▶ Records provided:
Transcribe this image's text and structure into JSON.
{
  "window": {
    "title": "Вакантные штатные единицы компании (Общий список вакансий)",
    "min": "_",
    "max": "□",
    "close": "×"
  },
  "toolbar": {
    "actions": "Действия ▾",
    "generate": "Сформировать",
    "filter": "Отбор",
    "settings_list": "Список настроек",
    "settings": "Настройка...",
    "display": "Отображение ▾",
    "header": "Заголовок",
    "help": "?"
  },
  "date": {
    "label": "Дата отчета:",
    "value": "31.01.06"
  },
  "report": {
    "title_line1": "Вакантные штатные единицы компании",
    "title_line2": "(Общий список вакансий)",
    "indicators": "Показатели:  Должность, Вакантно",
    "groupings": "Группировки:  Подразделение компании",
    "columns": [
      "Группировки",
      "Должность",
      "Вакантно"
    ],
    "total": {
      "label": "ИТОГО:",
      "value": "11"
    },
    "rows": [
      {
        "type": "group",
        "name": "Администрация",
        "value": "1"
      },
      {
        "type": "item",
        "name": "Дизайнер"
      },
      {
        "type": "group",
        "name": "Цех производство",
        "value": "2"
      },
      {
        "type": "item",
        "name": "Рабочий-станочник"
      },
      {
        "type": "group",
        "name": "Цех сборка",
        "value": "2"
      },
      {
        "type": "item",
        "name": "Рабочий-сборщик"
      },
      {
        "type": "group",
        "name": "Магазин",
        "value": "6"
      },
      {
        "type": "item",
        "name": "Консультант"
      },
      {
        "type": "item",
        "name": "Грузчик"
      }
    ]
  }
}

▶ Instruction: All of the entries need to be reproduced exactly; please write them out.

▶ Output for this task:
Transcribe this image's text and structure into JSON.
{
  "window": {
    "title": "Вакантные штатные единицы компании (Общий список вакансий)",
    "min": "_",
    "max": "□",
    "close": "×"
  },
  "toolbar": {
    "actions": "Действия ▾",
    "generate": "Сформировать",
    "filter": "Отбор",
    "settings_list": "Список настроек",
    "settings": "Настройка...",
    "display": "Отображение ▾",
    "header": "Заголовок",
    "help": "?"
  },
  "date": {
    "label": "Дата отчета:",
    "value": "31.01.06"
  },
  "report": {
    "title_line1": "Вакантные штатные единицы компании",
    "title_line2": "(Общий список вакансий)",
    "indicators": "Показатели:  Должность, Вакантно",
    "groupings": "Группировки:  Подразделение компании",
    "columns": [
      "Группировки",
      "Должность",
      "Вакантно"
    ],
    "total": {
      "label": "ИТОГО:",
      "value": "11"
    },
    "rows": [
      {
        "type": "group",
        "name": "Администрация",
        "value": "1"
      },
      {
        "type": "item",
        "name": "Дизайнер"
      },
      {
        "type": "group",
        "name": "Цех производство",
        "value": "2"
      },
      {
        "type": "item",
        "name": "Рабочий-станочник"
      },
      {
        "type": "group",
        "name": "Цех сборка",
        "value": "2"
      },
      {
        "type": "item",
        "name": "Рабочий-сборщик"
      },
      {
        "type": "group",
        "name": "Магазин",
        "value": "6"
      },
      {
        "type": "item",
        "name": "Консультант"
      },
      {
        "type": "item",
        "name": "Грузчик"
      }
    ]
  }
}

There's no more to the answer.